Exercise input:
——————

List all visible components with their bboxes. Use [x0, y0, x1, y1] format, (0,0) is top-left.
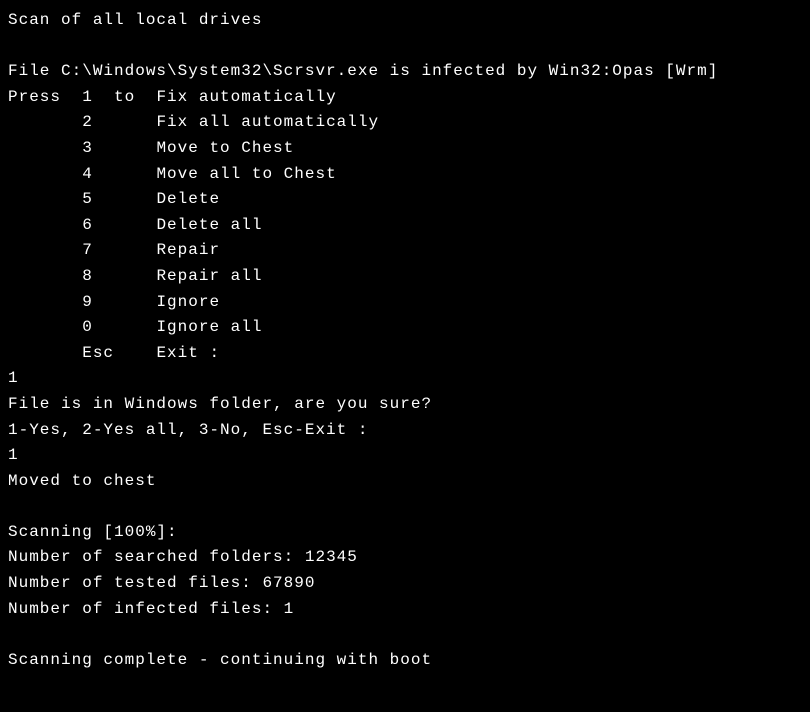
stat-folders: Number of searched folders: 12345	[8, 545, 802, 571]
option-row-6[interactable]: 6 Delete all	[8, 213, 802, 239]
stat-infected: Number of infected files: 1	[8, 597, 802, 623]
option-key: 6	[82, 216, 93, 234]
scan-title: Scan of all local drives	[8, 8, 802, 34]
option-label: Fix automatically	[156, 88, 336, 106]
confirm-prompt: File is in Windows folder, are you sure?	[8, 392, 802, 418]
option-key: 3	[82, 139, 93, 157]
infection-message: File C:\Windows\System32\Scrsvr.exe is i…	[8, 59, 802, 85]
option-key: 5	[82, 190, 93, 208]
option-row-7[interactable]: 7 Repair	[8, 238, 802, 264]
option-label: Ignore all	[156, 318, 262, 336]
option-row-1[interactable]: Press 1 to Fix automatically	[8, 85, 802, 111]
stat-files: Number of tested files: 67890	[8, 571, 802, 597]
option-row-0[interactable]: 0 Ignore all	[8, 315, 802, 341]
option-label: Move to Chest	[156, 139, 294, 157]
option-key: 9	[82, 293, 93, 311]
option-key: 7	[82, 241, 93, 259]
user-input-1: 1	[8, 366, 802, 392]
option-row-3[interactable]: 3 Move to Chest	[8, 136, 802, 162]
blank-line	[8, 622, 802, 648]
option-label: Delete	[156, 190, 220, 208]
press-label: Press	[8, 88, 61, 106]
option-label: Move all to Chest	[156, 165, 336, 183]
option-row-5[interactable]: 5 Delete	[8, 187, 802, 213]
confirm-options[interactable]: 1-Yes, 2-Yes all, 3-No, Esc-Exit :	[8, 418, 802, 444]
stat-label: Number of tested files:	[8, 574, 252, 592]
option-label: Repair all	[156, 267, 262, 285]
option-label: Repair	[156, 241, 220, 259]
option-row-9[interactable]: 9 Ignore	[8, 290, 802, 316]
user-input-2: 1	[8, 443, 802, 469]
option-row-4[interactable]: 4 Move all to Chest	[8, 162, 802, 188]
option-label: Fix all automatically	[156, 113, 379, 131]
complete-message: Scanning complete - continuing with boot	[8, 648, 802, 674]
option-label: Exit :	[156, 344, 220, 362]
option-key: 4	[82, 165, 93, 183]
result-message: Moved to chest	[8, 469, 802, 495]
option-key: 8	[82, 267, 93, 285]
option-key: 1	[82, 88, 93, 106]
option-key: Esc	[82, 344, 114, 362]
stat-value: 67890	[262, 574, 315, 592]
option-key: 2	[82, 113, 93, 131]
stat-label: Number of searched folders:	[8, 548, 294, 566]
option-label: Delete all	[156, 216, 262, 234]
blank-line	[8, 34, 802, 60]
stat-label: Number of infected files:	[8, 600, 273, 618]
option-label: Ignore	[156, 293, 220, 311]
option-row-esc[interactable]: Esc Exit :	[8, 341, 802, 367]
to-label: to	[114, 88, 135, 106]
option-key: 0	[82, 318, 93, 336]
option-row-2[interactable]: 2 Fix all automatically	[8, 110, 802, 136]
option-row-8[interactable]: 8 Repair all	[8, 264, 802, 290]
blank-line	[8, 494, 802, 520]
stat-value: 12345	[305, 548, 358, 566]
scanning-progress: Scanning [100%]:	[8, 520, 802, 546]
stat-value: 1	[284, 600, 295, 618]
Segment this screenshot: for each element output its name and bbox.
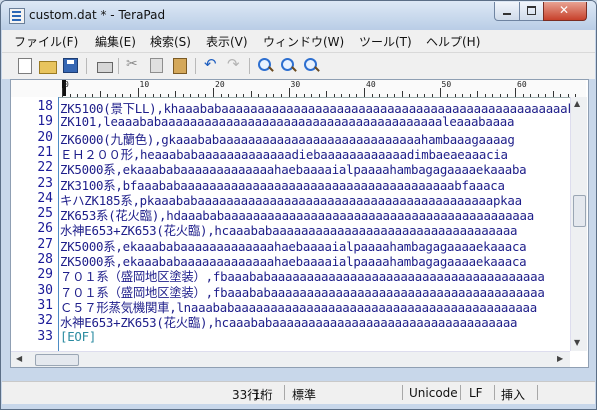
ruler-label: 20 xyxy=(215,80,225,89)
line-number: 31 xyxy=(37,297,53,313)
line-number: 33 xyxy=(37,328,53,344)
minimize-button[interactable] xyxy=(494,2,520,21)
close-button[interactable] xyxy=(543,2,587,21)
find-icon[interactable] xyxy=(258,58,274,74)
vertical-scrollbar[interactable]: ▲ ▼ xyxy=(570,97,587,351)
menu-window[interactable]: ウィンドウ(W) xyxy=(263,33,344,50)
terapad-app-icon[interactable] xyxy=(9,8,25,24)
open-folder-icon[interactable] xyxy=(39,61,57,74)
line-number: 29 xyxy=(37,267,53,283)
new-file-icon[interactable] xyxy=(18,58,32,74)
status-encoding: Unicode xyxy=(409,386,458,400)
ruler-label: 40 xyxy=(366,80,376,89)
copy-icon[interactable] xyxy=(150,58,163,73)
redo-icon[interactable]: ↷ xyxy=(227,55,243,73)
status-bar: 33行: 1桁 標準 Unicode LF 挿入 xyxy=(2,381,595,404)
ruler-label: 10 xyxy=(139,80,150,89)
menu-tools[interactable]: ツール(T) xyxy=(359,33,412,50)
status-insert-mode: 挿入 xyxy=(501,388,526,402)
ruler-label: 30 xyxy=(290,80,301,89)
terapad-window: custom.dat * - TeraPad ファイル(F) 編集(E) 検索(… xyxy=(0,0,597,410)
window-title: custom.dat * - TeraPad xyxy=(29,8,166,22)
column-ruler: 0 10 20 30 40 50 60 xyxy=(11,80,586,98)
cut-icon[interactable]: ✂ xyxy=(126,56,142,72)
line-number: 25 xyxy=(37,206,53,222)
find-next-icon[interactable] xyxy=(281,58,297,74)
ruler-tick xyxy=(364,88,365,97)
ruler-tick xyxy=(288,88,290,97)
editor-area[interactable]: 0 10 20 30 40 50 60 18 19 20 21 22 23 24 25 26 27 28 29 30… xyxy=(10,79,589,368)
toolbar-separator xyxy=(195,58,196,74)
line-number: 21 xyxy=(37,144,53,160)
toolbar-separator xyxy=(249,58,250,74)
horizontal-scroll-thumb[interactable] xyxy=(35,354,79,366)
ruler-tick xyxy=(515,88,516,97)
menu-view[interactable]: 表示(V) xyxy=(206,33,248,50)
menu-search[interactable]: 検索(S) xyxy=(150,33,191,50)
ruler-tick xyxy=(439,88,441,97)
status-divider xyxy=(402,385,403,400)
status-divider xyxy=(460,385,461,400)
status-column: 1桁 xyxy=(253,388,273,402)
line-number: 26 xyxy=(37,221,53,237)
toolbar-separator xyxy=(118,58,119,74)
ruler-label: 0 xyxy=(64,80,69,89)
status-mode: 標準 xyxy=(292,388,317,402)
line-number: 18 xyxy=(37,99,53,114)
text-line[interactable]: ZK101,leaaababaaaaaaaaaaaaaaaaaaaaaaaaaa… xyxy=(60,114,514,129)
text-content[interactable]: ZK5100(景下LL),khaaababaaaaaaaaaaaaaaaaaaa… xyxy=(60,97,570,351)
horizontal-scrollbar[interactable]: ◀ ▶ xyxy=(11,351,570,367)
menu-help[interactable]: ヘルプ(H) xyxy=(426,33,480,50)
menu-edit[interactable]: 編集(E) xyxy=(95,33,136,50)
paste-icon[interactable] xyxy=(173,58,187,74)
scroll-right-arrow-icon[interactable]: ▶ xyxy=(557,354,563,363)
maximize-button[interactable] xyxy=(519,2,544,21)
menu-bar: ファイル(F) 編集(E) 検索(S) 表示(V) ウィンドウ(W) ツール(T… xyxy=(2,30,595,53)
print-icon[interactable] xyxy=(97,62,113,73)
scroll-up-arrow-icon[interactable]: ▲ xyxy=(574,99,580,108)
find-prev-icon[interactable] xyxy=(304,58,320,74)
ruler-tick xyxy=(62,88,63,97)
vertical-scroll-thumb[interactable] xyxy=(573,195,586,227)
line-number: 27 xyxy=(37,236,53,252)
status-newline: LF xyxy=(469,386,483,400)
line-number: 23 xyxy=(37,175,53,191)
line-number: 28 xyxy=(37,252,53,267)
line-number: 19 xyxy=(37,114,53,130)
ruler-tick xyxy=(137,88,139,97)
line-number-gutter: 18 19 20 21 22 23 24 25 26 27 28 29 30 31 32 33 xyxy=(11,97,59,351)
scroll-down-arrow-icon[interactable]: ▼ xyxy=(574,338,580,347)
toolbar: ✂ ↶ ↷ xyxy=(2,53,595,79)
line-number: 22 xyxy=(37,160,53,176)
line-number: 20 xyxy=(37,129,53,145)
save-icon[interactable] xyxy=(63,58,78,73)
status-divider xyxy=(537,385,538,400)
ruler-tick xyxy=(213,88,214,97)
status-divider xyxy=(494,385,495,400)
toolbar-separator xyxy=(86,58,87,74)
line-number: 24 xyxy=(37,190,53,206)
undo-icon[interactable]: ↶ xyxy=(204,55,220,73)
ruler-label: 60 xyxy=(517,80,527,89)
scroll-left-arrow-icon[interactable]: ◀ xyxy=(16,354,22,363)
line-number: 32 xyxy=(37,313,53,329)
status-divider xyxy=(284,385,285,400)
eof-marker[interactable]: [EOF] xyxy=(60,329,96,344)
menu-file[interactable]: ファイル(F) xyxy=(14,33,78,50)
ruler-label: 50 xyxy=(441,80,452,89)
text-line[interactable]: 水神E653+ZK653(花火臨),hcaaababaaaaaaaaaaaaaa… xyxy=(60,313,518,331)
title-bar[interactable]: custom.dat * - TeraPad xyxy=(1,1,596,30)
line-number: 30 xyxy=(37,282,53,298)
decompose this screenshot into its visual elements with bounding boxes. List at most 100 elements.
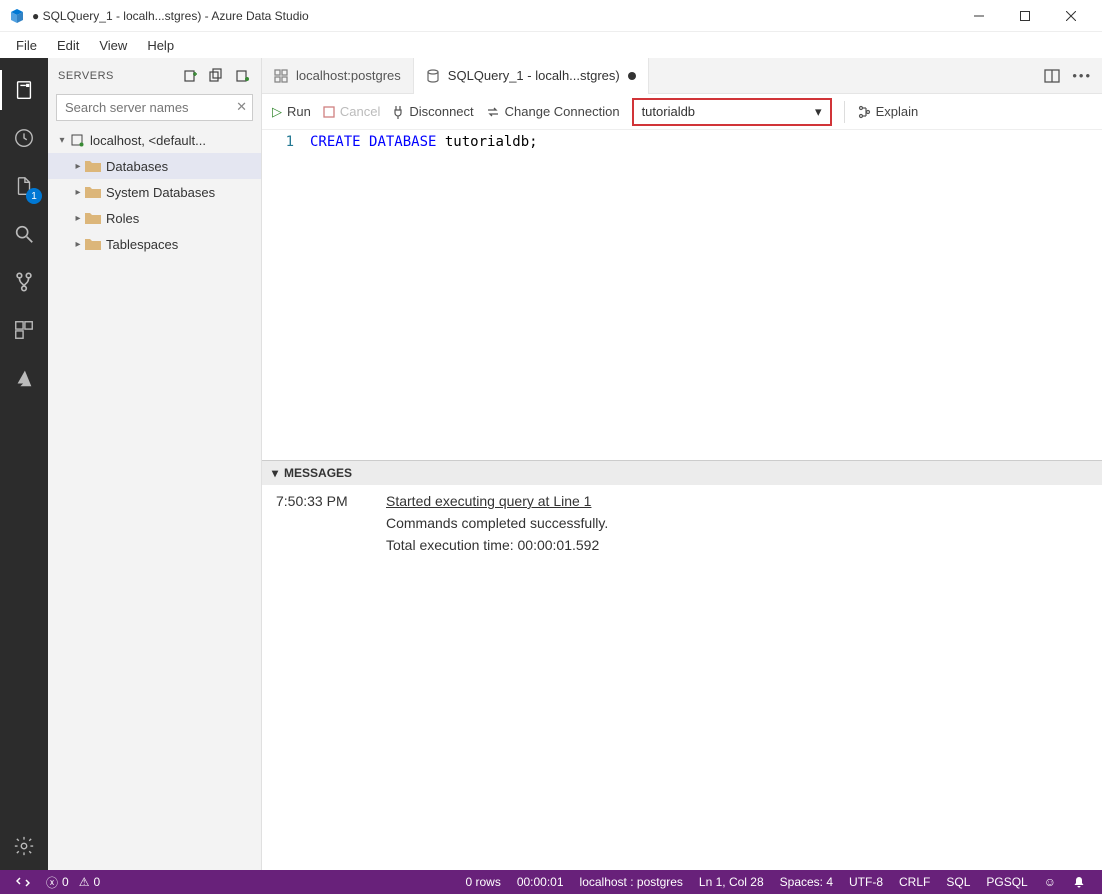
refresh-servers-icon[interactable] [235, 68, 251, 84]
activity-extensions[interactable] [0, 306, 48, 354]
tree-item-databases[interactable]: ▸ Databases [48, 153, 261, 179]
status-eol[interactable]: CRLF [891, 875, 938, 889]
status-connection[interactable]: localhost : postgres [572, 875, 691, 889]
activitybar: 1 [0, 58, 48, 870]
server-tree: ▾ localhost, <default... ▸ Databases ▸ S… [48, 127, 261, 870]
close-button[interactable] [1048, 0, 1094, 32]
activity-history[interactable] [0, 114, 48, 162]
tree-item-roles[interactable]: ▸ Roles [48, 205, 261, 231]
notifications-icon[interactable] [1064, 875, 1094, 889]
split-editor-icon[interactable] [1044, 68, 1060, 84]
more-actions-icon[interactable]: ••• [1072, 68, 1092, 84]
activity-azure[interactable] [0, 354, 48, 402]
menu-file[interactable]: File [6, 36, 47, 55]
menubar: File Edit View Help [0, 32, 1102, 58]
cancel-button[interactable]: Cancel [323, 104, 380, 119]
tree-item-system-databases[interactable]: ▸ System Databases [48, 179, 261, 205]
maximize-button[interactable] [1002, 0, 1048, 32]
tree-server-root[interactable]: ▾ localhost, <default... [48, 127, 261, 153]
status-position[interactable]: Ln 1, Col 28 [691, 875, 772, 889]
tab-sqlquery-1[interactable]: SQLQuery_1 - localh...stgres) [414, 58, 649, 94]
error-icon: ⓧ [46, 874, 58, 891]
sidebar-search: ✕ [48, 94, 261, 127]
disconnect-label: Disconnect [409, 104, 473, 119]
folder-icon [84, 160, 102, 172]
messages-body: 7:50:33 PM Started executing query at Li… [262, 485, 1102, 567]
run-button[interactable]: ▷ Run [272, 104, 311, 120]
menu-help[interactable]: Help [137, 36, 184, 55]
stop-icon [323, 106, 335, 118]
chevron-down-icon: ▾ [272, 466, 278, 480]
activity-servers[interactable] [0, 66, 48, 114]
disconnect-button[interactable]: Disconnect [392, 104, 473, 119]
activity-explorer[interactable]: 1 [0, 162, 48, 210]
message-line-1[interactable]: Started executing query at Line 1 [386, 493, 591, 509]
menu-edit[interactable]: Edit [47, 36, 89, 55]
new-group-icon[interactable] [209, 68, 225, 84]
new-connection-icon[interactable] [183, 68, 199, 84]
tab-localhost-postgres[interactable]: localhost:postgres [262, 58, 414, 94]
app-icon [8, 7, 26, 25]
explorer-badge: 1 [26, 188, 42, 204]
folder-icon [84, 238, 102, 250]
message-line-3: Total execution time: 00:00:01.592 [386, 537, 599, 553]
activity-search[interactable] [0, 210, 48, 258]
status-provider[interactable]: PGSQL [978, 875, 1035, 889]
explain-icon [857, 105, 871, 119]
chevron-right-icon: ▸ [72, 161, 84, 172]
minimize-button[interactable] [956, 0, 1002, 32]
chevron-right-icon: ▸ [72, 239, 84, 250]
query-toolbar: ▷ Run Cancel Disconnect Change Connectio… [262, 94, 1102, 130]
folder-icon [84, 212, 102, 224]
folder-icon [84, 186, 102, 198]
titlebar: ● SQLQuery_1 - localh...stgres) - Azure … [0, 0, 1102, 32]
change-connection-label: Change Connection [505, 104, 620, 119]
activity-settings[interactable] [0, 822, 48, 870]
run-label: Run [287, 104, 311, 119]
database-select[interactable]: tutorialdb ▾ [632, 98, 832, 126]
clear-search-icon[interactable]: ✕ [236, 99, 247, 115]
remote-indicator[interactable] [8, 875, 38, 889]
dashboard-icon [274, 69, 288, 83]
messages-panel: ▾ MESSAGES 7:50:33 PM Started executing … [262, 460, 1102, 870]
status-rows[interactable]: 0 rows [457, 875, 508, 889]
dirty-indicator-icon [628, 72, 636, 80]
feedback-icon[interactable]: ☺ [1036, 875, 1064, 889]
tree-item-label: Roles [106, 211, 139, 226]
chevron-right-icon: ▸ [72, 213, 84, 224]
tree-item-label: Databases [106, 159, 168, 174]
server-icon [68, 133, 86, 147]
explain-button[interactable]: Explain [857, 104, 919, 119]
tab-label: localhost:postgres [296, 68, 401, 83]
window-title: ● SQLQuery_1 - localh...stgres) - Azure … [32, 9, 956, 23]
status-problems[interactable]: ⓧ0 ⚠0 [38, 874, 108, 891]
line-number: 1 [262, 134, 310, 460]
statusbar: ⓧ0 ⚠0 0 rows 00:00:01 localhost : postgr… [0, 870, 1102, 894]
activity-source-control[interactable] [0, 258, 48, 306]
status-language[interactable]: SQL [938, 875, 978, 889]
explain-label: Explain [876, 104, 919, 119]
tree-root-label: localhost, <default... [90, 133, 206, 148]
servers-sidebar: SERVERS ✕ ▾ localhost, <default... ▸ Dat… [48, 58, 262, 870]
status-encoding[interactable]: UTF-8 [841, 875, 891, 889]
disconnect-icon [392, 105, 404, 119]
tab-label: SQLQuery_1 - localh...stgres) [448, 68, 620, 83]
tree-item-label: System Databases [106, 185, 215, 200]
messages-title: MESSAGES [284, 466, 352, 480]
change-connection-button[interactable]: Change Connection [486, 104, 620, 119]
sidebar-header: SERVERS [48, 58, 261, 94]
code-line: CREATE DATABASE tutorialdb; [310, 134, 538, 460]
change-connection-icon [486, 105, 500, 119]
menu-view[interactable]: View [89, 36, 137, 55]
editor-tabs: localhost:postgres SQLQuery_1 - localh..… [262, 58, 1102, 94]
sidebar-title: SERVERS [58, 70, 114, 82]
tree-item-tablespaces[interactable]: ▸ Tablespaces [48, 231, 261, 257]
database-select-value: tutorialdb [642, 104, 695, 119]
code-editor[interactable]: 1 CREATE DATABASE tutorialdb; [262, 130, 1102, 460]
editor-area: localhost:postgres SQLQuery_1 - localh..… [262, 58, 1102, 870]
messages-header[interactable]: ▾ MESSAGES [262, 461, 1102, 485]
search-input[interactable] [56, 94, 253, 121]
status-spaces[interactable]: Spaces: 4 [772, 875, 841, 889]
divider [844, 101, 845, 123]
status-time[interactable]: 00:00:01 [509, 875, 572, 889]
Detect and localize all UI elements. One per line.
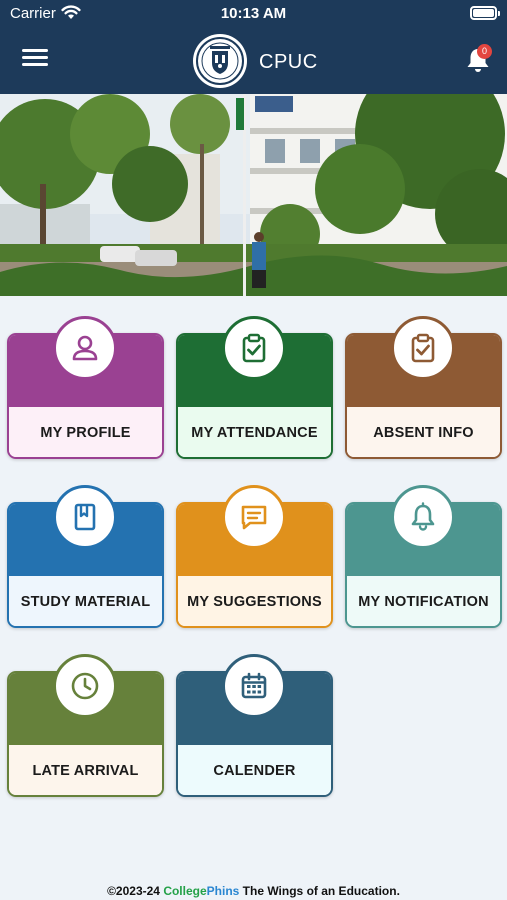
tile-label-my-attendance: MY ATTENDANCE [191, 425, 318, 441]
hamburger-menu-button[interactable] [22, 49, 48, 69]
clipboard-check-icon [222, 316, 286, 380]
person-icon [53, 316, 117, 380]
clipboard-check-icon [391, 316, 455, 380]
tile-label-my-profile: MY PROFILE [40, 425, 131, 441]
footer-copyright: ©2023-24 CollegePhins The Wings of an Ed… [0, 884, 507, 898]
footer-tagline: The Wings of an Education. [242, 884, 400, 898]
book-icon [53, 485, 117, 549]
bell-icon [391, 485, 455, 549]
tile-label-my-suggestions: MY SUGGESTIONS [187, 594, 322, 610]
brand-phins: Phins [206, 884, 240, 898]
footer-brand-link[interactable]: CollegePhins [163, 884, 239, 898]
tile-label-my-notification: MY NOTIFICATION [358, 594, 489, 610]
battery-icon [470, 6, 500, 20]
copyright-years: ©2023-24 [107, 884, 160, 898]
tile-label-calender: CALENDER [213, 763, 296, 779]
brand-college: College [163, 884, 207, 898]
calendar-icon [222, 654, 286, 718]
notification-count-badge: 0 [477, 44, 492, 59]
chat-icon [222, 485, 286, 549]
tile-label-study-material: STUDY MATERIAL [20, 594, 151, 610]
status-bar: Carrier 10:13 AM [0, 0, 507, 28]
campus-banner-image [0, 94, 507, 296]
app-title: CPUC [259, 51, 318, 73]
tile-label-late-arrival: LATE ARRIVAL [32, 763, 139, 779]
tile-label-absent-info: ABSENT INFO [373, 425, 474, 441]
status-time: 10:13 AM [220, 5, 287, 22]
college-logo [193, 34, 247, 88]
clock-icon [53, 654, 117, 718]
app-header: Carrier 10:13 AM CPUC 0 [0, 0, 507, 94]
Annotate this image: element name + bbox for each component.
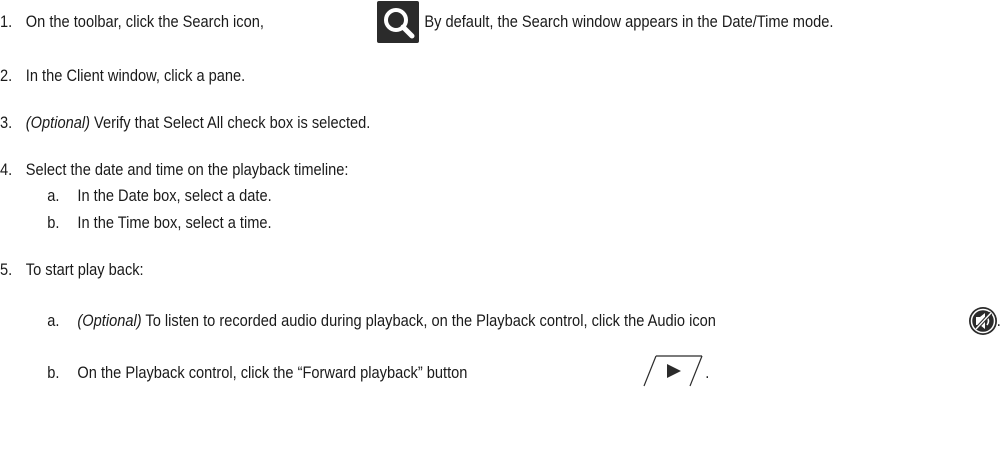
- step-4b-text: In the Time box, select a time.: [77, 213, 272, 232]
- forward-playback-icon: [642, 354, 704, 388]
- step-1-text-after: . By default, the Search window appears …: [416, 12, 834, 31]
- step-5b-text: On the Playback control, click the “Forw…: [77, 363, 468, 382]
- search-icon: [377, 1, 419, 43]
- instruction-document: 1. On the toolbar, click the Search icon…: [0, 0, 1008, 455]
- step-3-text: (Optional) Verify that Select All check …: [26, 113, 371, 133]
- step-3-optional: (Optional): [25, 113, 90, 132]
- step-5-number: 5.: [0, 260, 13, 279]
- step-2-number: 2.: [0, 66, 13, 85]
- step-2-text: In the Client window, click a pane.: [25, 66, 246, 85]
- step-5b-letter: b.: [47, 363, 60, 382]
- step-4a-text: In the Date box, select a date.: [77, 186, 272, 205]
- step-4-text: Select the date and time on the playback…: [25, 160, 349, 179]
- step-4-number: 4.: [0, 160, 13, 179]
- step-5b-text-after: .: [705, 363, 710, 382]
- step-5a-text: (Optional) To listen to recorded audio d…: [77, 311, 716, 331]
- step-5a-optional: (Optional): [77, 311, 142, 330]
- step-3-body: Verify that Select All check box is sele…: [89, 113, 371, 132]
- step-5a-letter: a.: [47, 311, 60, 330]
- step-5a-body: To listen to recorded audio during playb…: [141, 311, 716, 330]
- step-4b-letter: b.: [47, 213, 60, 232]
- step-1-text-before: On the toolbar, click the Search icon,: [25, 12, 264, 31]
- audio-muted-icon: [968, 306, 998, 336]
- step-1-number: 1.: [0, 12, 13, 31]
- step-4a-letter: a.: [47, 186, 60, 205]
- step-5-text: To start play back:: [25, 260, 144, 279]
- step-3-number: 3.: [0, 113, 13, 132]
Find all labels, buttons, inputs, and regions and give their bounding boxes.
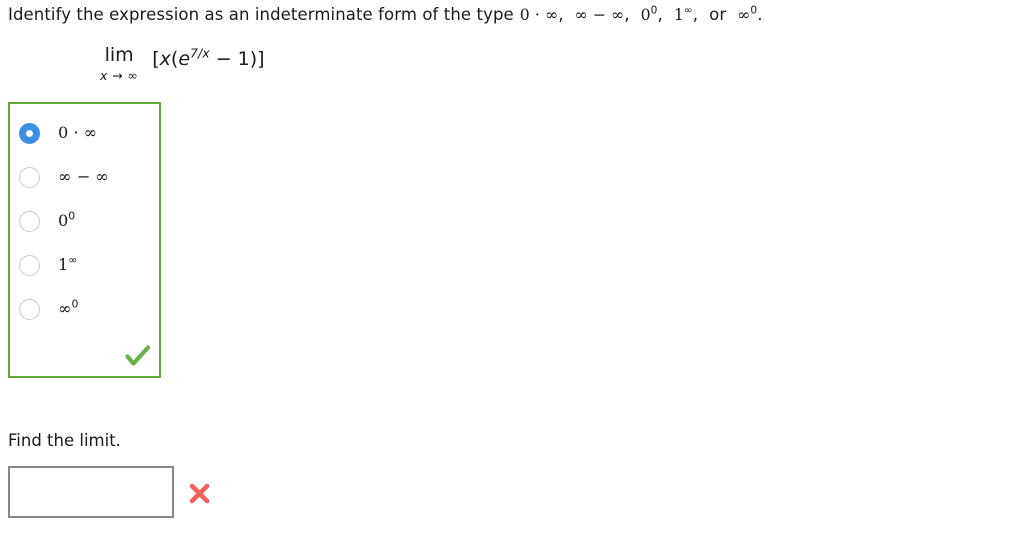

——————

Task brief: Starting at the line containing "tile-label-my-attendance: MY ATTENDANCE" and ending at the line containing "book-icon [53, 485, 117, 549]", reproduce those lines with "clipboard-check-icon" changed to "checklist-icon" and everything else left unchanged.

Final result:
tile-label-my-attendance: MY ATTENDANCE [191, 425, 318, 441]
hamburger-menu-button[interactable] [22, 49, 48, 69]
checklist-icon [222, 316, 286, 380]
person-icon [53, 316, 117, 380]
checklist-icon [391, 316, 455, 380]
tile-label-my-profile: MY PROFILE [40, 425, 131, 441]
footer-copyright: ©2023-24 CollegePhins The Wings of an Ed… [0, 884, 507, 898]
footer-tagline: The Wings of an Education. [242, 884, 400, 898]
book-icon [53, 485, 117, 549]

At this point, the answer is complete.